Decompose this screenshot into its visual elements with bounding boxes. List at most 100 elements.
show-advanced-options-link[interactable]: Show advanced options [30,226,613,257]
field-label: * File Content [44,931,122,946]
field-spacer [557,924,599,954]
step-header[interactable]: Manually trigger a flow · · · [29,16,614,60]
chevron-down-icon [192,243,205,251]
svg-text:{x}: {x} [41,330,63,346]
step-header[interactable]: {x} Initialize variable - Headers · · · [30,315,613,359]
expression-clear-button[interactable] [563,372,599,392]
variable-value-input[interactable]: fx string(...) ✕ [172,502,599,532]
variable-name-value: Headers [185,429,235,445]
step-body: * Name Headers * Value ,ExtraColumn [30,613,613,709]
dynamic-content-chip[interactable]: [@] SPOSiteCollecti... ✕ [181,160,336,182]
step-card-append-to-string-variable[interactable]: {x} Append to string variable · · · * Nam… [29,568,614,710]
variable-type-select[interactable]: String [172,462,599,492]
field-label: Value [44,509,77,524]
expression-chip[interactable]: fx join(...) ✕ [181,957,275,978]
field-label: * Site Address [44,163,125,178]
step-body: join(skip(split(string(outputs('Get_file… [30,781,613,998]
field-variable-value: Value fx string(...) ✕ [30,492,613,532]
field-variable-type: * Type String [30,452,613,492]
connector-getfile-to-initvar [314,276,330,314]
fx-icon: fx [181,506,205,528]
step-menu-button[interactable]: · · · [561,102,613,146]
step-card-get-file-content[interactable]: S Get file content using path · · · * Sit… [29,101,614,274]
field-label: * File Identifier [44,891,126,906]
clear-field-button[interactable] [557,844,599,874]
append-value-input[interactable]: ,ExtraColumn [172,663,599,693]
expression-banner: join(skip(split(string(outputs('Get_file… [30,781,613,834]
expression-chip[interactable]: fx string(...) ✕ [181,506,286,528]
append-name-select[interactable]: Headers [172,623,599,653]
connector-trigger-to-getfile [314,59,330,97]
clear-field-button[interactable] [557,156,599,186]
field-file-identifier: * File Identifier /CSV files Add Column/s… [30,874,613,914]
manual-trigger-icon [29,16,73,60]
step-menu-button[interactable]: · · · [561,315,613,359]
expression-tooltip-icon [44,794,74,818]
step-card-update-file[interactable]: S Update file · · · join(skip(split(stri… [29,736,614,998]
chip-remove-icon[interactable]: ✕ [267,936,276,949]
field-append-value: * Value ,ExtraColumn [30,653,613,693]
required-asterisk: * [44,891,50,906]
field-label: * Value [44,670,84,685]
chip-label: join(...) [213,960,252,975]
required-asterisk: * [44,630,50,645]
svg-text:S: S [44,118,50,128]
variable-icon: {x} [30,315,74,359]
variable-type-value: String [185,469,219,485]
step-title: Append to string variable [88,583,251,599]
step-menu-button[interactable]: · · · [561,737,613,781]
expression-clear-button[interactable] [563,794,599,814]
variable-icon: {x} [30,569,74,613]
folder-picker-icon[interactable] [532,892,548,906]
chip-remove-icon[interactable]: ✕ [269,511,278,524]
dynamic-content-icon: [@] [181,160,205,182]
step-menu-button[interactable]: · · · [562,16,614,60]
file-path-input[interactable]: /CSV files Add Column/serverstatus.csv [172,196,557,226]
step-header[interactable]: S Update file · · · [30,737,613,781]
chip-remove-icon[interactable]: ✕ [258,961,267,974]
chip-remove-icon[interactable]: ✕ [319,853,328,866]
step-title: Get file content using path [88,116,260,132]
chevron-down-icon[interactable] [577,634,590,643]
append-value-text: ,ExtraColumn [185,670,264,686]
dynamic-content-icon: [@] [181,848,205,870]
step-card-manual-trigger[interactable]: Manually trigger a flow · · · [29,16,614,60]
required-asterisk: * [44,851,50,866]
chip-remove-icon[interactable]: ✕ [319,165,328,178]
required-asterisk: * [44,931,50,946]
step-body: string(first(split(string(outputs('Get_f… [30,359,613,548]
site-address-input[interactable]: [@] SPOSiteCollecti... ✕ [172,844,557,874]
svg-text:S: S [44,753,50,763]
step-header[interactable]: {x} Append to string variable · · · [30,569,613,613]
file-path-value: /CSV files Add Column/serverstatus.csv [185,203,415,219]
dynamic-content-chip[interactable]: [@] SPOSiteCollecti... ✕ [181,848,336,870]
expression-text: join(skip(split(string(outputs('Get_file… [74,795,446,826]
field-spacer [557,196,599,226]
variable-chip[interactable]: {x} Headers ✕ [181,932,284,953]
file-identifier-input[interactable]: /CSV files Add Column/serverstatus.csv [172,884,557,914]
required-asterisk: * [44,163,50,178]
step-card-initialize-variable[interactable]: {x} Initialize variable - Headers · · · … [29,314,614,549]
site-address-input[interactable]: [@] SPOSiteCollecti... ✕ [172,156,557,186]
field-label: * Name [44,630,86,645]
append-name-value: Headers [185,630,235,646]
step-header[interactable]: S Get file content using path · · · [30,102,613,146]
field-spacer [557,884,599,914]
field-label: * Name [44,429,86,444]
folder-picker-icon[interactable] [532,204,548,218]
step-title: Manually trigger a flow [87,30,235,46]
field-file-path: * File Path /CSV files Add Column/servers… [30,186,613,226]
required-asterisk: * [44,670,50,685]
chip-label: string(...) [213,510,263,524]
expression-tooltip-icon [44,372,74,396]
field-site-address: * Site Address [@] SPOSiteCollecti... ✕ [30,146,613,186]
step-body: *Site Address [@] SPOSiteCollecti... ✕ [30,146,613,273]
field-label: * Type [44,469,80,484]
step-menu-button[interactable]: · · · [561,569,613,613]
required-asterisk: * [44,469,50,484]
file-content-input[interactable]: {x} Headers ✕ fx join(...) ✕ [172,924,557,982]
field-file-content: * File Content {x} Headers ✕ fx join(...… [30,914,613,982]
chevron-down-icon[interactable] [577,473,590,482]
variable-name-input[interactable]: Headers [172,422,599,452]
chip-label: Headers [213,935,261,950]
==
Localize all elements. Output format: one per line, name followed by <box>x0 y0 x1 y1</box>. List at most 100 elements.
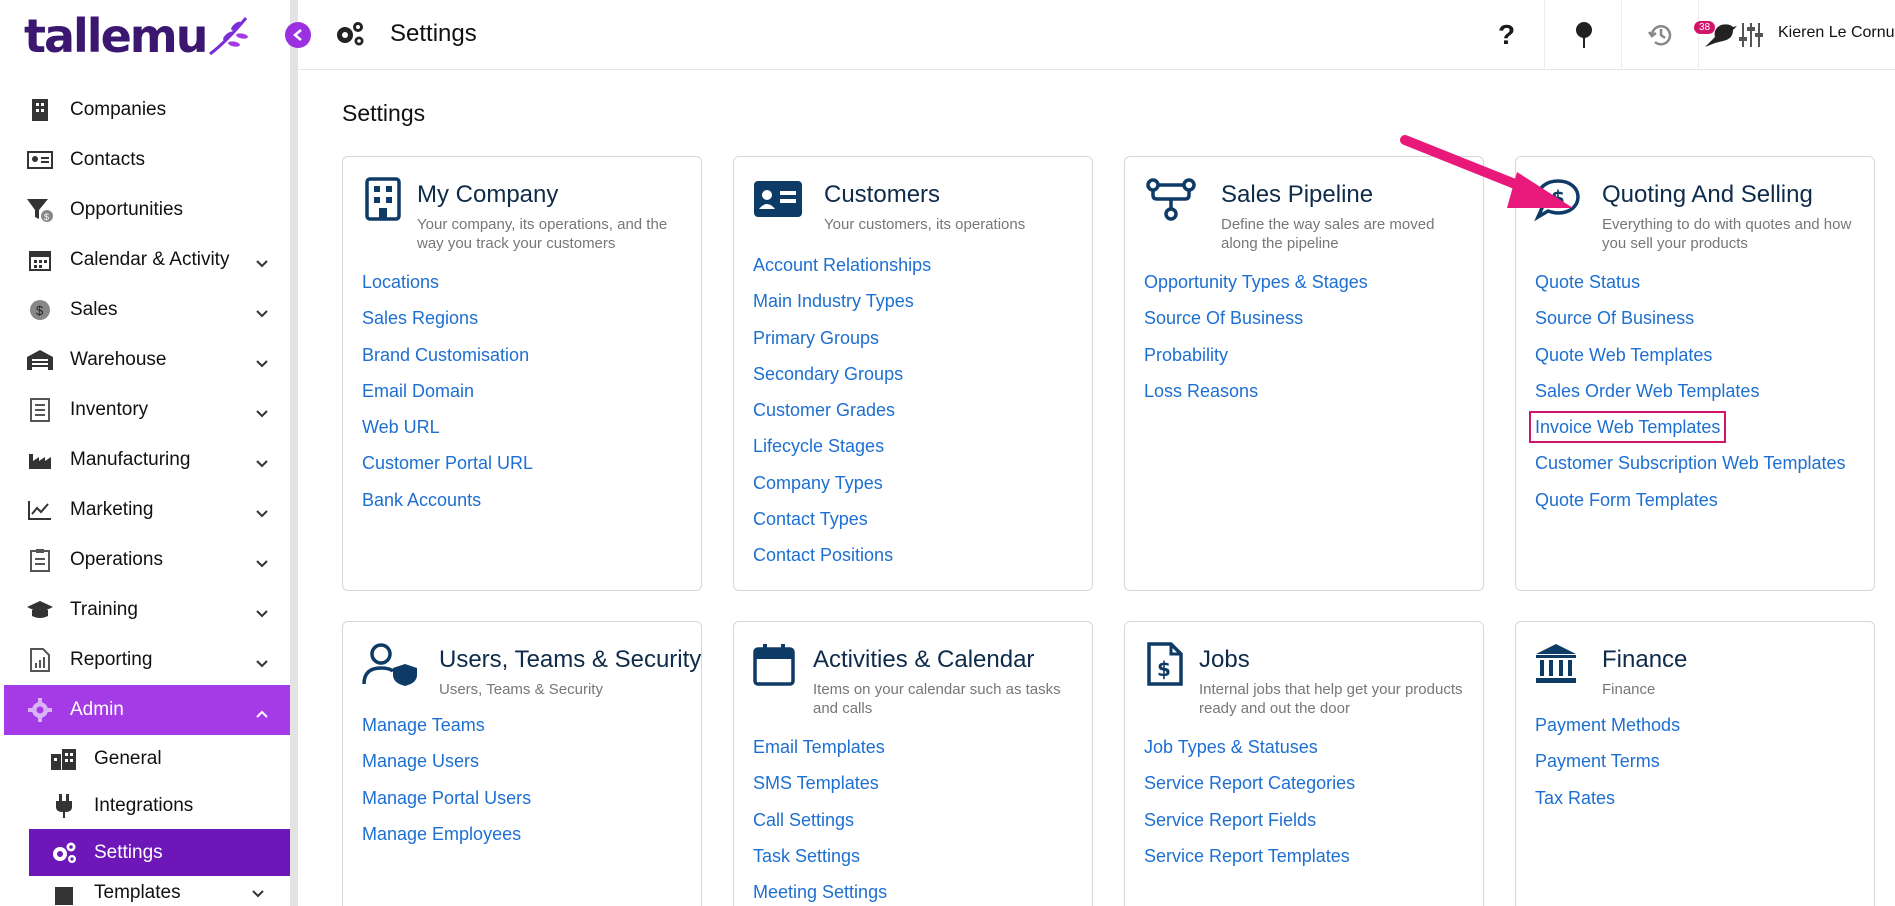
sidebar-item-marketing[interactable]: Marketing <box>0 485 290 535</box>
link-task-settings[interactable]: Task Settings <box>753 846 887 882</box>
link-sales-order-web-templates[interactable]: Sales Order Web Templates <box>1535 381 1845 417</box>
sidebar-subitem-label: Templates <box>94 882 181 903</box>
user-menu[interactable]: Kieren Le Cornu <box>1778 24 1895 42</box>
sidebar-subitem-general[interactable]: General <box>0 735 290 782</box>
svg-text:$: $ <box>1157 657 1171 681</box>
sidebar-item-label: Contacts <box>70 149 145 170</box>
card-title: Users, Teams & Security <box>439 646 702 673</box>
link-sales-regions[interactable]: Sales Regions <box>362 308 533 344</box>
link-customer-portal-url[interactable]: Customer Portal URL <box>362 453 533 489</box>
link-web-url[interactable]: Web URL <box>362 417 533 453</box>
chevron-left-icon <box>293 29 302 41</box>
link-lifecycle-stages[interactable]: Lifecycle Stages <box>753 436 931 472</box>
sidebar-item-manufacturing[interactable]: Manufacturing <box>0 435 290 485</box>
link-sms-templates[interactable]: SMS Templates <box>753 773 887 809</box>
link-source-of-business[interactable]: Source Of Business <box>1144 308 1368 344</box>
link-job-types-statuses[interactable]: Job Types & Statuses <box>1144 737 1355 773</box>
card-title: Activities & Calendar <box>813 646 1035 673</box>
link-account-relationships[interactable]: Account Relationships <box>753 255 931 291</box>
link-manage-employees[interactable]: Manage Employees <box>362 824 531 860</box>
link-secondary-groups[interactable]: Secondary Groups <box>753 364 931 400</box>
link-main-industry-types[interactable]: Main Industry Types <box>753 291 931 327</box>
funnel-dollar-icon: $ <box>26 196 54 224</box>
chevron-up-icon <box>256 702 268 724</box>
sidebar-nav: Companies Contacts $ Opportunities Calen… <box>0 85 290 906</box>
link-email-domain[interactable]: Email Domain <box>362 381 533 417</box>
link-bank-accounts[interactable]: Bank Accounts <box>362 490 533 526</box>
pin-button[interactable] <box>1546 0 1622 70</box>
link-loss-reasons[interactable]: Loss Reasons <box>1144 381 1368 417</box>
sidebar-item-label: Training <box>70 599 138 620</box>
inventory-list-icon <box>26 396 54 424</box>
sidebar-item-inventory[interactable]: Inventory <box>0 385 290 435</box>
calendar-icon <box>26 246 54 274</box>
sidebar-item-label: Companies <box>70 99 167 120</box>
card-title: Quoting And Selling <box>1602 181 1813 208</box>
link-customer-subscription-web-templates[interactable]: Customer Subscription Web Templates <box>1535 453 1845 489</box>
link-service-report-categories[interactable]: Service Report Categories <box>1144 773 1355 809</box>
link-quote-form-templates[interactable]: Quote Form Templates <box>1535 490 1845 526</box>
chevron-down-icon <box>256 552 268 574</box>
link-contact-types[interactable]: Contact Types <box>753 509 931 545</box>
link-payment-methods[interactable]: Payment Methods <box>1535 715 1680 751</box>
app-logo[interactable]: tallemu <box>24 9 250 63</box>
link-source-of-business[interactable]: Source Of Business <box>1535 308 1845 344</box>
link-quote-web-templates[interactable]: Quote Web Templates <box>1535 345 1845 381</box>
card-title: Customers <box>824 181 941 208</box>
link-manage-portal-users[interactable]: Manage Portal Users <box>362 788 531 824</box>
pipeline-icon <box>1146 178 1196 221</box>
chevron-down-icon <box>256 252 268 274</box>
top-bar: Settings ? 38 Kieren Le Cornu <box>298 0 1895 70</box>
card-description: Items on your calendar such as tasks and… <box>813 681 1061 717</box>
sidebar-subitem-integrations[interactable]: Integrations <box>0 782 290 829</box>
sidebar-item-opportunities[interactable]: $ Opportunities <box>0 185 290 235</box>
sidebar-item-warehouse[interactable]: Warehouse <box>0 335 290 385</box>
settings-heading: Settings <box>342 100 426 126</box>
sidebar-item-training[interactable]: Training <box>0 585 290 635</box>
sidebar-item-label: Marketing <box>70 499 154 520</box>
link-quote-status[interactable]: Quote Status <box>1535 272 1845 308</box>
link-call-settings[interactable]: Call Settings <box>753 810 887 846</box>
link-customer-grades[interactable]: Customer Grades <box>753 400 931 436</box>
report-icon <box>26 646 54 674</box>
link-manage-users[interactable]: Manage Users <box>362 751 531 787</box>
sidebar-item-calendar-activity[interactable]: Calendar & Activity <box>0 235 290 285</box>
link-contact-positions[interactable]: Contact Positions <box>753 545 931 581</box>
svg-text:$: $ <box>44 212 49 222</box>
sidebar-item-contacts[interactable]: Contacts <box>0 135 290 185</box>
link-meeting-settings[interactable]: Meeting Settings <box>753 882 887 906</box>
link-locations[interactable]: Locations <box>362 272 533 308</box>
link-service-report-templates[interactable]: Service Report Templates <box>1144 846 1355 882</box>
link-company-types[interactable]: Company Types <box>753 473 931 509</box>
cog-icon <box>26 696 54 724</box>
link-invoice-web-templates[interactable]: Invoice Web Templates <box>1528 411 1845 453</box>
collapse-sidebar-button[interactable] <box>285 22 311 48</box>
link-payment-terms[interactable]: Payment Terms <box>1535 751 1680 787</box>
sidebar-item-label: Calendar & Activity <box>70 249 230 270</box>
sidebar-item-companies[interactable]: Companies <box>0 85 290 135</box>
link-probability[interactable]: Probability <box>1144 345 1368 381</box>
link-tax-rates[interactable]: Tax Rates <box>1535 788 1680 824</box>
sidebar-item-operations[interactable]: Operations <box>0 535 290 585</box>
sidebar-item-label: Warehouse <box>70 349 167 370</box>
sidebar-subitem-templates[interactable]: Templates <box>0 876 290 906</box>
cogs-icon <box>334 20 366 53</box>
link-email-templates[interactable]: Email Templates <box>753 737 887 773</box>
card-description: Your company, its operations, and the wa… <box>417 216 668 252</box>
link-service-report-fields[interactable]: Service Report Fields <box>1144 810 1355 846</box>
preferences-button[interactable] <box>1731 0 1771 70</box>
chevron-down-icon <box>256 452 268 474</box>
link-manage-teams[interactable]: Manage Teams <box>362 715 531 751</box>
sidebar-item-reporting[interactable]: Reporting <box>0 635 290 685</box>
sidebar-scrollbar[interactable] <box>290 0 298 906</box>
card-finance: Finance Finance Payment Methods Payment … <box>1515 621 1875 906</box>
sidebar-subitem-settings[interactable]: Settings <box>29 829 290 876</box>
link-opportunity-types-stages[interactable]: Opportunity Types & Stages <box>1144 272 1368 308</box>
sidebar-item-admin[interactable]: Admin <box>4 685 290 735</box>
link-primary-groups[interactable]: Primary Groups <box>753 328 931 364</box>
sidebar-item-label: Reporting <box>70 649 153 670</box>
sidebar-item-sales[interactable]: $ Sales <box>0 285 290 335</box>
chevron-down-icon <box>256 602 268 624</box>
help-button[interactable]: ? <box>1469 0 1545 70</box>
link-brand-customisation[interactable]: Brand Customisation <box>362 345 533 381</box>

▸ OBJECTIVE: Count the lines in the data above that contain the word "Quote", and reply with that number alone.

▸ TASK RESULT: 3